◆ **Task objective**
Skip the images. Copy the records exactly as written.

◆ **Data listing**
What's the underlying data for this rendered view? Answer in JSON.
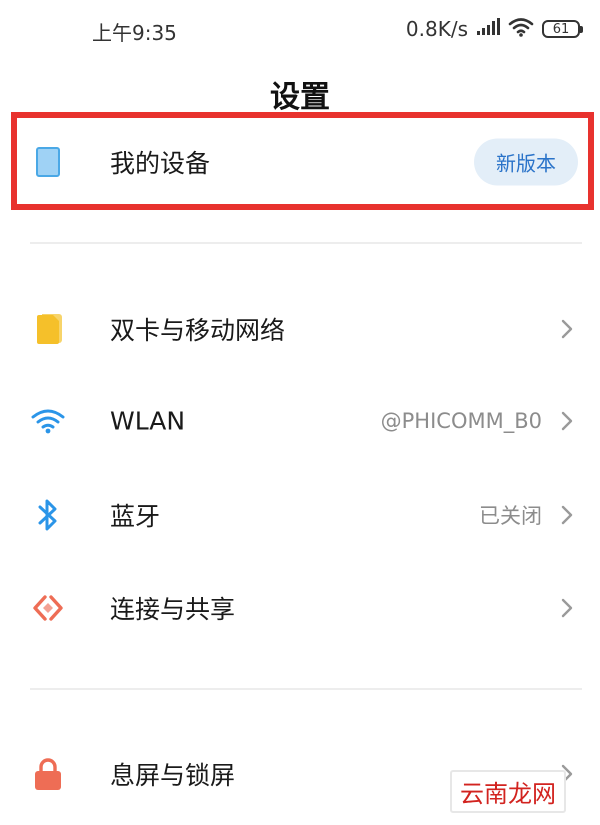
{
  "status_bar": {
    "time": "上午9:35",
    "network_speed": "0.8K/s",
    "battery_level": "61",
    "signal_icon": "cellular-signal-icon",
    "wifi_icon": "wifi-icon"
  },
  "page": {
    "title": "设置"
  },
  "device_row": {
    "label": "我的设备",
    "badge": "新版本",
    "icon": "tablet-icon",
    "highlight_color": "#e8322e"
  },
  "settings": {
    "items": [
      {
        "label": "双卡与移动网络",
        "value": "",
        "icon": "sim-card-icon",
        "color": "#f5c02a"
      },
      {
        "label": "WLAN",
        "value": "@PHICOMM_B0",
        "icon": "wifi-icon",
        "color": "#2b95e8"
      },
      {
        "label": "蓝牙",
        "value": "已关闭",
        "icon": "bluetooth-icon",
        "color": "#2b95e8"
      },
      {
        "label": "连接与共享",
        "value": "",
        "icon": "share-icon",
        "color": "#ee6d55"
      },
      {
        "label": "息屏与锁屏",
        "value": "",
        "icon": "lock-icon",
        "color": "#ee6d55"
      }
    ]
  },
  "watermark": {
    "text": "云南龙网"
  }
}
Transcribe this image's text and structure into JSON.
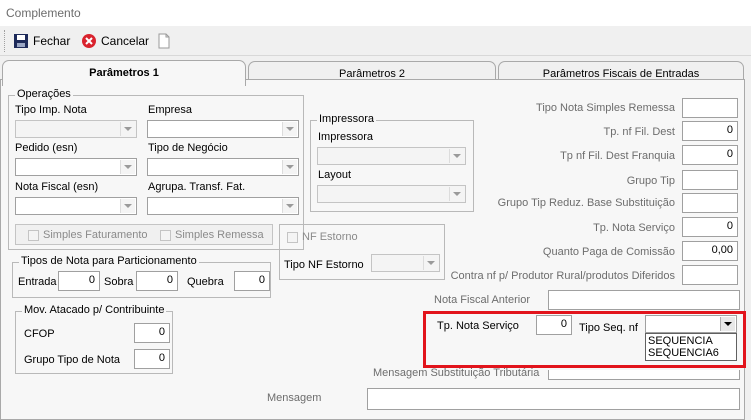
{
  "window": {
    "title": "Complemento"
  },
  "toolbar": {
    "fechar": "Fechar",
    "cancelar": "Cancelar"
  },
  "tabs": [
    "Parâmetros 1",
    "Parâmetros 2",
    "Parâmetros Fiscais de Entradas"
  ],
  "operacoes": {
    "title": "Operações",
    "tipo_imp_nota": "Tipo Imp. Nota",
    "empresa": "Empresa",
    "pedido": "Pedido (esn)",
    "tipo_negocio": "Tipo de Negócio",
    "nota_fiscal": "Nota Fiscal (esn)",
    "agrupa": "Agrupa. Transf. Fat.",
    "simples_faturamento": "Simples Faturamento",
    "simples_remessa": "Simples Remessa"
  },
  "impressora": {
    "title": "Impressora",
    "impressora": "Impressora",
    "layout": "Layout"
  },
  "nf_estorno": {
    "label": "NF Estorno",
    "tipo": "Tipo NF Estorno"
  },
  "tipos_nota": {
    "title": "Tipos de Nota para Particionamento",
    "entrada": "Entrada",
    "entrada_val": "0",
    "sobra": "Sobra",
    "sobra_val": "0",
    "quebra": "Quebra",
    "quebra_val": "0"
  },
  "mov_atacado": {
    "title": "Mov. Atacado p/ Contribuinte",
    "cfop": "CFOP",
    "cfop_val": "0",
    "grupo": "Grupo Tipo de Nota",
    "grupo_val": "0"
  },
  "right_fields": {
    "tipo_nota_simples_remessa": "Tipo Nota Simples Remessa",
    "tp_nf_fil_dest": "Tp. nf Fil. Dest",
    "tp_nf_fil_dest_val": "0",
    "tp_nf_fil_dest_franquia": "Tp nf Fil. Dest Franquia",
    "tp_nf_fil_dest_franquia_val": "0",
    "grupo_tip": "Grupo Tip",
    "grupo_tip_reduz": "Grupo Tip Reduz. Base Substituição",
    "tp_nota_servico": "Tp. Nota Serviço",
    "tp_nota_servico_val": "0",
    "quanto_paga": "Quanto Paga de Comissão",
    "quanto_paga_val": "0,00",
    "contra_nf": "Contra nf p/ Produtor Rural/produtos Diferidos"
  },
  "nota_fiscal_anterior": "Nota Fiscal Anterior",
  "highlight": {
    "tp_nota_servico": "Tp. Nota Serviço",
    "tp_nota_servico_val": "0",
    "tipo_seq_nf": "Tipo Seq. nf",
    "options": [
      "SEQUENCIA",
      "SEQUENCIA6"
    ]
  },
  "mensagem_subst": "Mensagem Substituição Tributária",
  "mensagem": "Mensagem",
  "colors": {
    "highlight": "#e2141c",
    "cancel": "#d9232e"
  }
}
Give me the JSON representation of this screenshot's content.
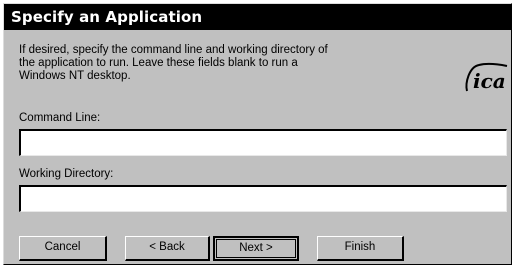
{
  "window": {
    "title": "Specify an Application"
  },
  "description": {
    "line1": "If desired, specify the command line and working directory of",
    "line2": "the application to run.  Leave these fields blank to run a",
    "line3": "Windows NT desktop."
  },
  "logo": {
    "icon": "ica-logo",
    "text": "ica"
  },
  "fields": {
    "command_line": {
      "label": "Command Line:",
      "value": ""
    },
    "working_directory": {
      "label": "Working Directory:",
      "value": ""
    }
  },
  "buttons": {
    "cancel": "Cancel",
    "back": "< Back",
    "next": "Next >",
    "finish": "Finish"
  }
}
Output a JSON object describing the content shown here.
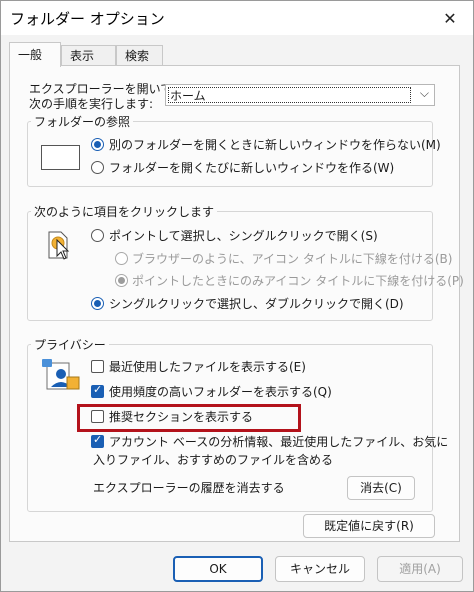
{
  "window": {
    "title": "フォルダー オプション",
    "close_glyph": "✕"
  },
  "tabs": [
    "一般",
    "表示",
    "検索"
  ],
  "open_explorer": {
    "label_line1": "エクスプローラーを開いて、",
    "label_line2": "次の手順を実行します:",
    "value": "ホーム",
    "caret": "⌵"
  },
  "browse_group": {
    "title": "フォルダーの参照",
    "options": [
      {
        "label": "別のフォルダーを開くときに新しいウィンドウを作らない(M)",
        "checked": true
      },
      {
        "label": "フォルダーを開くたびに新しいウィンドウを作る(W)",
        "checked": false
      }
    ]
  },
  "click_group": {
    "title": "次のように項目をクリックします",
    "options": [
      {
        "label": "ポイントして選択し、シングルクリックで開く(S)",
        "checked": false,
        "disabled": false
      },
      {
        "label": "ブラウザーのように、アイコン タイトルに下線を付ける(B)",
        "checked": false,
        "disabled": true
      },
      {
        "label": "ポイントしたときにのみアイコン タイトルに下線を付ける(P)",
        "checked": true,
        "disabled": true
      },
      {
        "label": "シングルクリックで選択し、ダブルクリックで開く(D)",
        "checked": true,
        "disabled": false
      }
    ]
  },
  "privacy_group": {
    "title": "プライバシー",
    "options": [
      {
        "label": "最近使用したファイルを表示する(E)",
        "checked": false
      },
      {
        "label": "使用頻度の高いフォルダーを表示する(Q)",
        "checked": true
      },
      {
        "label": "推奨セクションを表示する",
        "checked": false
      },
      {
        "label_line1": "アカウント ベースの分析情報、最近使用したファイル、お気に",
        "label_line2": "入りファイル、おすすめのファイルを含める",
        "checked": true
      }
    ],
    "clear_history_label": "エクスプローラーの履歴を消去する",
    "clear_button": "消去(C)"
  },
  "restore_defaults_button": "既定値に戻す(R)",
  "footer": {
    "ok": "OK",
    "cancel": "キャンセル",
    "apply": "適用(A)"
  },
  "colors": {
    "accent": "#1a5fb4",
    "highlight": "#b3121b"
  }
}
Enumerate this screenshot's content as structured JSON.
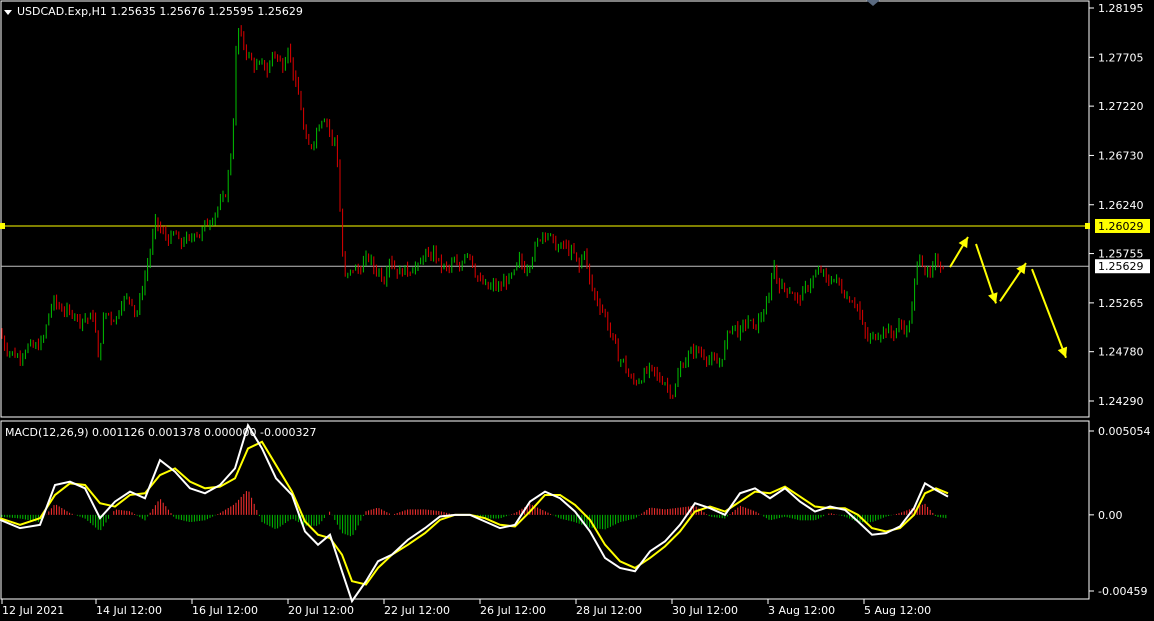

◆ **Task response**
What's the underlying data for this rendered view? Answer in JSON.
{
  "status_bar": {
    "time": "上午9:35",
    "network_speed": "0.8K/s",
    "battery_level": "61",
    "signal_icon": "cellular-signal-icon",
    "wifi_icon": "wifi-icon"
  },
  "page": {
    "title": "设置"
  },
  "device_row": {
    "label": "我的设备",
    "badge": "新版本",
    "icon": "tablet-icon",
    "highlight_color": "#e8322e"
  },
  "settings": {
    "items": [
      {
        "label": "双卡与移动网络",
        "value": "",
        "icon": "sim-card-icon",
        "color": "#f5c02a"
      },
      {
        "label": "WLAN",
        "value": "@PHICOMM_B0",
        "icon": "wifi-icon",
        "color": "#2b95e8"
      },
      {
        "label": "蓝牙",
        "value": "已关闭",
        "icon": "bluetooth-icon",
        "color": "#2b95e8"
      },
      {
        "label": "连接与共享",
        "value": "",
        "icon": "share-icon",
        "color": "#ee6d55"
      },
      {
        "label": "息屏与锁屏",
        "value": "",
        "icon": "lock-icon",
        "color": "#ee6d55"
      }
    ]
  },
  "watermark": {
    "text": "云南龙网"
  }
}
Transcribe this image's text and structure into JSON.
{
  "window": {
    "title": "Complemento"
  },
  "toolbar": {
    "fechar": "Fechar",
    "cancelar": "Cancelar"
  },
  "tabs": [
    "Parâmetros 1",
    "Parâmetros 2",
    "Parâmetros Fiscais de Entradas"
  ],
  "operacoes": {
    "title": "Operações",
    "tipo_imp_nota": "Tipo Imp. Nota",
    "empresa": "Empresa",
    "pedido": "Pedido (esn)",
    "tipo_negocio": "Tipo de Negócio",
    "nota_fiscal": "Nota Fiscal (esn)",
    "agrupa": "Agrupa. Transf. Fat.",
    "simples_faturamento": "Simples Faturamento",
    "simples_remessa": "Simples Remessa"
  },
  "impressora": {
    "title": "Impressora",
    "impressora": "Impressora",
    "layout": "Layout"
  },
  "nf_estorno": {
    "label": "NF Estorno",
    "tipo": "Tipo NF Estorno"
  },
  "tipos_nota": {
    "title": "Tipos de Nota para Particionamento",
    "entrada": "Entrada",
    "entrada_val": "0",
    "sobra": "Sobra",
    "sobra_val": "0",
    "quebra": "Quebra",
    "quebra_val": "0"
  },
  "mov_atacado": {
    "title": "Mov. Atacado p/ Contribuinte",
    "cfop": "CFOP",
    "cfop_val": "0",
    "grupo": "Grupo Tipo de Nota",
    "grupo_val": "0"
  },
  "right_fields": {
    "tipo_nota_simples_remessa": "Tipo Nota Simples Remessa",
    "tp_nf_fil_dest": "Tp. nf Fil. Dest",
    "tp_nf_fil_dest_val": "0",
    "tp_nf_fil_dest_franquia": "Tp nf Fil. Dest Franquia",
    "tp_nf_fil_dest_franquia_val": "0",
    "grupo_tip": "Grupo Tip",
    "grupo_tip_reduz": "Grupo Tip Reduz. Base Substituição",
    "tp_nota_servico": "Tp. Nota Serviço",
    "tp_nota_servico_val": "0",
    "quanto_paga": "Quanto Paga de Comissão",
    "quanto_paga_val": "0,00",
    "contra_nf": "Contra nf p/ Produtor Rural/produtos Diferidos"
  },
  "nota_fiscal_anterior": "Nota Fiscal Anterior",
  "highlight": {
    "tp_nota_servico": "Tp. Nota Serviço",
    "tp_nota_servico_val": "0",
    "tipo_seq_nf": "Tipo Seq. nf",
    "options": [
      "SEQUENCIA",
      "SEQUENCIA6"
    ]
  },
  "mensagem_subst": "Mensagem Substituição Tributária",
  "mensagem": "Mensagem",
  "colors": {
    "highlight": "#e2141c",
    "cancel": "#d9232e"
  }
}
Give me the JSON representation of this screenshot's content.
{
  "window": {
    "title": "Specify an Application"
  },
  "description": {
    "line1": "If desired, specify the command line and working directory of",
    "line2": "the application to run.  Leave these fields blank to run a",
    "line3": "Windows NT desktop."
  },
  "logo": {
    "icon": "ica-logo",
    "text": "ica"
  },
  "fields": {
    "command_line": {
      "label": "Command Line:",
      "value": ""
    },
    "working_directory": {
      "label": "Working Directory:",
      "value": ""
    }
  },
  "buttons": {
    "cancel": "Cancel",
    "back": "< Back",
    "next": "Next >",
    "finish": "Finish"
  }
}
Output a JSON object describing the content shown here.
{
  "window": {
    "title": "フォルダー オプション",
    "close_glyph": "✕"
  },
  "tabs": [
    "一般",
    "表示",
    "検索"
  ],
  "open_explorer": {
    "label_line1": "エクスプローラーを開いて、",
    "label_line2": "次の手順を実行します:",
    "value": "ホーム",
    "caret": "⌵"
  },
  "browse_group": {
    "title": "フォルダーの参照",
    "options": [
      {
        "label": "別のフォルダーを開くときに新しいウィンドウを作らない(M)",
        "checked": true
      },
      {
        "label": "フォルダーを開くたびに新しいウィンドウを作る(W)",
        "checked": false
      }
    ]
  },
  "click_group": {
    "title": "次のように項目をクリックします",
    "options": [
      {
        "label": "ポイントして選択し、シングルクリックで開く(S)",
        "checked": false,
        "disabled": false
      },
      {
        "label": "ブラウザーのように、アイコン タイトルに下線を付ける(B)",
        "checked": false,
        "disabled": true
      },
      {
        "label": "ポイントしたときにのみアイコン タイトルに下線を付ける(P)",
        "checked": true,
        "disabled": true
      },
      {
        "label": "シングルクリックで選択し、ダブルクリックで開く(D)",
        "checked": true,
        "disabled": false
      }
    ]
  },
  "privacy_group": {
    "title": "プライバシー",
    "options": [
      {
        "label": "最近使用したファイルを表示する(E)",
        "checked": false
      },
      {
        "label": "使用頻度の高いフォルダーを表示する(Q)",
        "checked": true
      },
      {
        "label": "推奨セクションを表示する",
        "checked": false
      },
      {
        "label_line1": "アカウント ベースの分析情報、最近使用したファイル、お気に",
        "label_line2": "入りファイル、おすすめのファイルを含める",
        "checked": true
      }
    ],
    "clear_history_label": "エクスプローラーの履歴を消去する",
    "clear_button": "消去(C)"
  },
  "restore_defaults_button": "既定値に戻す(R)",
  "footer": {
    "ok": "OK",
    "cancel": "キャンセル",
    "apply": "適用(A)"
  },
  "colors": {
    "accent": "#1a5fb4",
    "highlight": "#b3121b"
  }
}
Enumerate this screenshot's content as structured JSON.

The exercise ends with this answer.